— Start —

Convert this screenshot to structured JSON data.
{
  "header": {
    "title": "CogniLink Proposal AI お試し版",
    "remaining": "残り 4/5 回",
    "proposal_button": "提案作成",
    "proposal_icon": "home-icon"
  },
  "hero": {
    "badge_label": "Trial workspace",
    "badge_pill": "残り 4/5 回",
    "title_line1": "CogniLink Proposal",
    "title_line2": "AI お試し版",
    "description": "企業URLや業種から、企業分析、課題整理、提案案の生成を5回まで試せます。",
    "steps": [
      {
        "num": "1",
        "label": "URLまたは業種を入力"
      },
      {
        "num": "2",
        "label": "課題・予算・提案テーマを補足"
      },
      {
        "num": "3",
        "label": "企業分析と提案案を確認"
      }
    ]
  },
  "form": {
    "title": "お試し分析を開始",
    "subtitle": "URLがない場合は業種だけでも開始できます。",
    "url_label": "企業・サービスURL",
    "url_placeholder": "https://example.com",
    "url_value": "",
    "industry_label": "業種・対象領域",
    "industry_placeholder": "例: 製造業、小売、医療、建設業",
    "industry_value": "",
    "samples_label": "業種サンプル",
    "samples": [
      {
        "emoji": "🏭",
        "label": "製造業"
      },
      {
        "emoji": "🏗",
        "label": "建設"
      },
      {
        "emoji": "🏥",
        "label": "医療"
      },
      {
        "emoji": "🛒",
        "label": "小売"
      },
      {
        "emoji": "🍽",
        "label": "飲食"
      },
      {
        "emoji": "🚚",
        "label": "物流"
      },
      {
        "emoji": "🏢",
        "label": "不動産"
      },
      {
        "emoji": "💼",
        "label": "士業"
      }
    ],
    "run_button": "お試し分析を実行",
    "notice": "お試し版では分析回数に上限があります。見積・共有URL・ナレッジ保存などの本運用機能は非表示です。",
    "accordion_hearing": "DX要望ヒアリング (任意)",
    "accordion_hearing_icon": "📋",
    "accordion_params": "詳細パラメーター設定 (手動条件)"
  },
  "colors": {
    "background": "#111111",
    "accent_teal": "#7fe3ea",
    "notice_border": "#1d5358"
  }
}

— End —

YOUR GOAL>
Identify the lines of the entries containing the string "CogniLink". Copy each such line.

EXERCISE RESULT>
    "title": "CogniLink Proposal AI お試し版",
    "title_line1": "CogniLink Proposal",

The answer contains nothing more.